Short problem:
Pull every line of the entries that has the word "true".

Dataset extract:
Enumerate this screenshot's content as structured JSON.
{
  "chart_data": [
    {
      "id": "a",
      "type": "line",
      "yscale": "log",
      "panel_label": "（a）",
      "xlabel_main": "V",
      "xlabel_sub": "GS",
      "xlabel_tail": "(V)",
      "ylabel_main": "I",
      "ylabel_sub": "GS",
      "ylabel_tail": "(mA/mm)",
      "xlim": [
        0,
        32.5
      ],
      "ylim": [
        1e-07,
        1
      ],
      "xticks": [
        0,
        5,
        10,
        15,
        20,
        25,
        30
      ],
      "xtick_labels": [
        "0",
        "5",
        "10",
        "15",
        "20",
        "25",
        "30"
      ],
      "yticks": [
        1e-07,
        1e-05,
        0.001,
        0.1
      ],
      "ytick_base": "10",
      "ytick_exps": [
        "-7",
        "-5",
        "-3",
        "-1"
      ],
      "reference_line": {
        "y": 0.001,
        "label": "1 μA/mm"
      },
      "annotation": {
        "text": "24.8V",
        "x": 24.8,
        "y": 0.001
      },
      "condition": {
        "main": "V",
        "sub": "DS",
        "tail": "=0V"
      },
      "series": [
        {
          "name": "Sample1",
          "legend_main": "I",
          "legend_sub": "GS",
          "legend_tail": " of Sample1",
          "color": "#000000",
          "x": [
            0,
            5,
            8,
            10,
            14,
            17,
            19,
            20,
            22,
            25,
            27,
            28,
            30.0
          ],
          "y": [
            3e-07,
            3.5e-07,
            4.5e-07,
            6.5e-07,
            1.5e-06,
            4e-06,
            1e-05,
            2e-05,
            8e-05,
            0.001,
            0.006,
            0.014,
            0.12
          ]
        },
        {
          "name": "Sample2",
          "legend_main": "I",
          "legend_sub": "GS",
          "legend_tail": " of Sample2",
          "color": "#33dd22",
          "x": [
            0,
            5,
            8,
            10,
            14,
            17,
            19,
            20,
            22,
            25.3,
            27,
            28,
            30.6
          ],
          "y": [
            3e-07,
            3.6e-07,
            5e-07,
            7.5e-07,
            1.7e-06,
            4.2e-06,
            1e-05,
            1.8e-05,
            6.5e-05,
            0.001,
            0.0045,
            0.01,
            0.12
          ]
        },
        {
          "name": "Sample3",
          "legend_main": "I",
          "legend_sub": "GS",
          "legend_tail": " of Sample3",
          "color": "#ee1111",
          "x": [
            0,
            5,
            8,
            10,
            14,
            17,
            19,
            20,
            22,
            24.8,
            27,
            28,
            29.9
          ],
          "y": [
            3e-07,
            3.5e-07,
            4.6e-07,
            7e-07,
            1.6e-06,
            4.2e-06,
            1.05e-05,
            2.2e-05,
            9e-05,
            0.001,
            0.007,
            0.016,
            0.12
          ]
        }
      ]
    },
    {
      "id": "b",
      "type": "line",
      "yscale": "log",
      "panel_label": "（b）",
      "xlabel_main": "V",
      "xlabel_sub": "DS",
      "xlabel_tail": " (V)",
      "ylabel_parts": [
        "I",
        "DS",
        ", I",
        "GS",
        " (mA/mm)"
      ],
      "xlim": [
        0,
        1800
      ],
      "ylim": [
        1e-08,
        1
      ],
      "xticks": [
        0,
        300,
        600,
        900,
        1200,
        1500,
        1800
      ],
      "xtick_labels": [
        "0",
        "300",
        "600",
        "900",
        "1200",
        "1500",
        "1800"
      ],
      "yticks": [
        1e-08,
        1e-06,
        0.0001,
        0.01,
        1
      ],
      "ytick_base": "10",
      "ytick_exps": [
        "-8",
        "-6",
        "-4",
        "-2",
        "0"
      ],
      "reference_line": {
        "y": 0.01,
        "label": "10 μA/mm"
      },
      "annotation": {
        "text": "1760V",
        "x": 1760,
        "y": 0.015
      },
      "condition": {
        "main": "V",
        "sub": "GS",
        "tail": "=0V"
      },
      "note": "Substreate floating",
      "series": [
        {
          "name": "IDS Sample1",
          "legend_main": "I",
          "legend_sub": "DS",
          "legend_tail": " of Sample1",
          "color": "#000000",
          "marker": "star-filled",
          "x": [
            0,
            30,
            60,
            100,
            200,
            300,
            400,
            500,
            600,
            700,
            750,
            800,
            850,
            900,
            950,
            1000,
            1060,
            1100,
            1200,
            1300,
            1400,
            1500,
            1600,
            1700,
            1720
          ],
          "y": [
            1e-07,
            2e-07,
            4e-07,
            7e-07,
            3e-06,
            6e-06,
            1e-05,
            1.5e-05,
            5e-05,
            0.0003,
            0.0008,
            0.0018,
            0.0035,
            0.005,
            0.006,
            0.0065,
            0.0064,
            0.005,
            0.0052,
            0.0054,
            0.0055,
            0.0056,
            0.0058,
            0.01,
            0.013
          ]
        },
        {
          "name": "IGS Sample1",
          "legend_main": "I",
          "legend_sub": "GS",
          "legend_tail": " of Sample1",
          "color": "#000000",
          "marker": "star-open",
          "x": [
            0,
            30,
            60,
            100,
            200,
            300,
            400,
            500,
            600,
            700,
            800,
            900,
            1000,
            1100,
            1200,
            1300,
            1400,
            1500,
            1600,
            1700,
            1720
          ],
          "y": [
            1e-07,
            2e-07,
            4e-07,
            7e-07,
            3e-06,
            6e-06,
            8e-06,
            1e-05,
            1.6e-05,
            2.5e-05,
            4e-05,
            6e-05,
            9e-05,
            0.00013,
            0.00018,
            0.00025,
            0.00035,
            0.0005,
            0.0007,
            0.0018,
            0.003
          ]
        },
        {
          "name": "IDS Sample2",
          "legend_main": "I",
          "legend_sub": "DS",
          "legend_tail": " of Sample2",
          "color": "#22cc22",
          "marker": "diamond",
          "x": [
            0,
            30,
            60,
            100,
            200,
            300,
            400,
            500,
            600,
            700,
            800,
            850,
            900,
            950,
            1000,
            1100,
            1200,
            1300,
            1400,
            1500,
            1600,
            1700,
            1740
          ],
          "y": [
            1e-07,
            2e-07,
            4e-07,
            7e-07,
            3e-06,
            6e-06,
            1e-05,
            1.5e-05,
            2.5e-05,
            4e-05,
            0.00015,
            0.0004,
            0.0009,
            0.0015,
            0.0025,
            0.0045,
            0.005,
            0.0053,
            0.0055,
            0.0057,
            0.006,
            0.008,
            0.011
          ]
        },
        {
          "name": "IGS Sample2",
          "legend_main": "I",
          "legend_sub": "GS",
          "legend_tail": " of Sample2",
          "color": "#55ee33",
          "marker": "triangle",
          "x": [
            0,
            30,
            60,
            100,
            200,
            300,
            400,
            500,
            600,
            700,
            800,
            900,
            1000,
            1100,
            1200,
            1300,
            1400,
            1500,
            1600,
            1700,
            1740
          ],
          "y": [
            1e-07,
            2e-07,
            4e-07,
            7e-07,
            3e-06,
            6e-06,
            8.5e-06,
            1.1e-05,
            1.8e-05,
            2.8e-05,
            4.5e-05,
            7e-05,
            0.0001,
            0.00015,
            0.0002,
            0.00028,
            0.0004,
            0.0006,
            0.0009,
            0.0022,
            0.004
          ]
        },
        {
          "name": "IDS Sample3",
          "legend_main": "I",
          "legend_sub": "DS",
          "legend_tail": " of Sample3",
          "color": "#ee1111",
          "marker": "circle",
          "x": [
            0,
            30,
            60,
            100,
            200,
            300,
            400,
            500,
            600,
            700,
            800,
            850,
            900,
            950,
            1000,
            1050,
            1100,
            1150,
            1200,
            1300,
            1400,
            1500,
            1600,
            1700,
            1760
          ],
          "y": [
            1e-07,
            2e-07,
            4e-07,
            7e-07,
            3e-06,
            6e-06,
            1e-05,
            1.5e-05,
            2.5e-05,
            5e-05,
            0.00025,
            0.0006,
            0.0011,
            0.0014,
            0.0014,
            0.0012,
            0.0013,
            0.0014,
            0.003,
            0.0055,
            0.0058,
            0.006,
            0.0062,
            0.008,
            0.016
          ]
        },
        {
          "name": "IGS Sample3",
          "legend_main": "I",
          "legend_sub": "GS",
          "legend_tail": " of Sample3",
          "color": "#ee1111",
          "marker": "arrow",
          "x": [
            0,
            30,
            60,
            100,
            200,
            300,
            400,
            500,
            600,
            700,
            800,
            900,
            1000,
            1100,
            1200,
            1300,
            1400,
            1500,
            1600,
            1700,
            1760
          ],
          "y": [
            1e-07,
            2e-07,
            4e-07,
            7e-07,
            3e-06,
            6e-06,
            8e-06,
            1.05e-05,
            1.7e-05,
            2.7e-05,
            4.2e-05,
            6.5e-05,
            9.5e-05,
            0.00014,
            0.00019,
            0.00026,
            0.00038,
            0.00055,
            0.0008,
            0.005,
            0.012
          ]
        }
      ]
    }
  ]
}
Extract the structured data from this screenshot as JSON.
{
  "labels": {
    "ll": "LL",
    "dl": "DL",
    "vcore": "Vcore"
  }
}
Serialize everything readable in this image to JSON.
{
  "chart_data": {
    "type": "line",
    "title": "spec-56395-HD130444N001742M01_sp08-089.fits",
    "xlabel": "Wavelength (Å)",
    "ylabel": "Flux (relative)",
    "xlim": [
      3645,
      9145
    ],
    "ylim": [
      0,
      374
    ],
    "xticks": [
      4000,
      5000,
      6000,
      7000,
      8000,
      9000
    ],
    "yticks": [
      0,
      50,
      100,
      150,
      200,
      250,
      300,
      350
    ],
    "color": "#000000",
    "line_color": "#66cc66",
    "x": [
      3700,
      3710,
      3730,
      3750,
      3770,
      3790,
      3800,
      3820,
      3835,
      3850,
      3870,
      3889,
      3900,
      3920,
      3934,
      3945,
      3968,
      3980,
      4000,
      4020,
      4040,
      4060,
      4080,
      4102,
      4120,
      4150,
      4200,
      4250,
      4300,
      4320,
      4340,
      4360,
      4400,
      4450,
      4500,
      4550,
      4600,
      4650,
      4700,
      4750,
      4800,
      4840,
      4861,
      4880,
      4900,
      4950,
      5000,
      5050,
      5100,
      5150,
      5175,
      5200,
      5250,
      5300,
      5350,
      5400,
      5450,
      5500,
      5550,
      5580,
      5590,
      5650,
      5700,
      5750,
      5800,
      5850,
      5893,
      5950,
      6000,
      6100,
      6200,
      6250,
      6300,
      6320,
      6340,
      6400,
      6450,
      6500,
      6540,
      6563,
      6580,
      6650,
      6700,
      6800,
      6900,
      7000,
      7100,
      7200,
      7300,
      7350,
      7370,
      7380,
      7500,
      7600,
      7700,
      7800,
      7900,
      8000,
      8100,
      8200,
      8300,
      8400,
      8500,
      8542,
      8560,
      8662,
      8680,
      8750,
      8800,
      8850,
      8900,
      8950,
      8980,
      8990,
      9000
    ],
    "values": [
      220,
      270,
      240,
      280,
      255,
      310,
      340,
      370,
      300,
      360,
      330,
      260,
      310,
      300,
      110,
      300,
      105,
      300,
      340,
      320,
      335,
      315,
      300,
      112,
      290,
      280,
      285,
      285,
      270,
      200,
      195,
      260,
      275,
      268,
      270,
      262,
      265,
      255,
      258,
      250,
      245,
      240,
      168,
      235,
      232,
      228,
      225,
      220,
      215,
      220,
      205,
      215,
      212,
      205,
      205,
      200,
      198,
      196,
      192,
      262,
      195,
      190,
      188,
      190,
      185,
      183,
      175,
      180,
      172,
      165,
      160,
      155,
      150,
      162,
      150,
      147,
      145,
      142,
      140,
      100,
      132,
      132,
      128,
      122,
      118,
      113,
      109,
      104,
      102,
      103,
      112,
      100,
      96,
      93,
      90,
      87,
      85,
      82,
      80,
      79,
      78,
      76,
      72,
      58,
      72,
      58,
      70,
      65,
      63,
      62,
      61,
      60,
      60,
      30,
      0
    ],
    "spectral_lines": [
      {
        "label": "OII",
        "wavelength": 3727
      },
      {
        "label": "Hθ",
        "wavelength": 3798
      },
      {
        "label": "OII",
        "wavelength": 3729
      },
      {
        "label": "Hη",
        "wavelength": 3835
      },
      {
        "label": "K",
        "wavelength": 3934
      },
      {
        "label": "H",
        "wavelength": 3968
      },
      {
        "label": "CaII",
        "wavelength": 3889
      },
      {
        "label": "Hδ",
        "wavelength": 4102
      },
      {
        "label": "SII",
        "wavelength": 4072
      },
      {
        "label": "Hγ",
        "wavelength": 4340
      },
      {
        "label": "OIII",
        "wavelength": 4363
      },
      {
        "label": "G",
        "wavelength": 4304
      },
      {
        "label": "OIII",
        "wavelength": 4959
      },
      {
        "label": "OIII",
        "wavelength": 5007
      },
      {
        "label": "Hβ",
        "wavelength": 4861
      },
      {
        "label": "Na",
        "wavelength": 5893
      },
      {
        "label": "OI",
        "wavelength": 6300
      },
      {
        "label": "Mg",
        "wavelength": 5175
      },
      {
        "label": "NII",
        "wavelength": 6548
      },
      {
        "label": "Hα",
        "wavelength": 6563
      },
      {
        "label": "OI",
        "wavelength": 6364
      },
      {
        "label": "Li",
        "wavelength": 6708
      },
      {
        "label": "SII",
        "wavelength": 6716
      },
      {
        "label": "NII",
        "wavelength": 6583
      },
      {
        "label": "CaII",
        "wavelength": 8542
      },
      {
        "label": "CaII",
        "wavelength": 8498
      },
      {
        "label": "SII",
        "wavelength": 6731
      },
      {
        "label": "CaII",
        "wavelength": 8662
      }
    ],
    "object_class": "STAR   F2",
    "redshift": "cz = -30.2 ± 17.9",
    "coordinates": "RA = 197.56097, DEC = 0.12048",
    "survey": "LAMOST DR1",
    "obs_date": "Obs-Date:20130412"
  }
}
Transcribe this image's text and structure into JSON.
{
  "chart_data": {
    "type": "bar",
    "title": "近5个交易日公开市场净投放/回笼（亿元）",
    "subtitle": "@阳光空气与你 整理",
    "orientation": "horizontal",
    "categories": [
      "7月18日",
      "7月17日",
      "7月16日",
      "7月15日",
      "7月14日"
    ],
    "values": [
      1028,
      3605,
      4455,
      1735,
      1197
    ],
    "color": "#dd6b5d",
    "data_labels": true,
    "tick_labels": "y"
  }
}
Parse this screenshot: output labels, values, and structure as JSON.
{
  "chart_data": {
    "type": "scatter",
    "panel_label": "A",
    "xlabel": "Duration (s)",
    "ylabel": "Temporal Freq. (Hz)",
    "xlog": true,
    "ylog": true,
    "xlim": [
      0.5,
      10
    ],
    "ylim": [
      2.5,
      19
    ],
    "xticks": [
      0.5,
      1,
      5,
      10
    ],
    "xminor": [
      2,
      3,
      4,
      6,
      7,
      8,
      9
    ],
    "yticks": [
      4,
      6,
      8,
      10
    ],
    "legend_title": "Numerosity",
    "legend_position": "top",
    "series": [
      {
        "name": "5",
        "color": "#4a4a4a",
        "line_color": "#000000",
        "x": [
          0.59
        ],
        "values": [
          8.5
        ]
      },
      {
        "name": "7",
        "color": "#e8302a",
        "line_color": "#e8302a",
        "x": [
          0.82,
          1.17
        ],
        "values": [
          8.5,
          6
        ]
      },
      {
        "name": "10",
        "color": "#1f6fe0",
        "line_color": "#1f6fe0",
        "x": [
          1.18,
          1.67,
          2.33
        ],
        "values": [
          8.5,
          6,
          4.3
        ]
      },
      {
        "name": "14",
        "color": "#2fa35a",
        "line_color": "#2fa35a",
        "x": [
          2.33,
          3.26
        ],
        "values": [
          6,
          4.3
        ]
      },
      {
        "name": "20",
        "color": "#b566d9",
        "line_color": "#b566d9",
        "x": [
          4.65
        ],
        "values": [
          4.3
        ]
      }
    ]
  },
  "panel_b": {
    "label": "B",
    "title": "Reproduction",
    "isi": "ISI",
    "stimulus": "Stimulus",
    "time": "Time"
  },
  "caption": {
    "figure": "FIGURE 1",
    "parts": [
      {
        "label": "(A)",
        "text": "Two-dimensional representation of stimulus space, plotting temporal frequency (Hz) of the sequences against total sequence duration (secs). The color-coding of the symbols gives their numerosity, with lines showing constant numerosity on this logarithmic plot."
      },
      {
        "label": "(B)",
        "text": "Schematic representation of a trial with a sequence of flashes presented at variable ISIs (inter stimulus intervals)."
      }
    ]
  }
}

Exercise output:
    "data_labels": true,
    "xlog": true,
    "ylog": true,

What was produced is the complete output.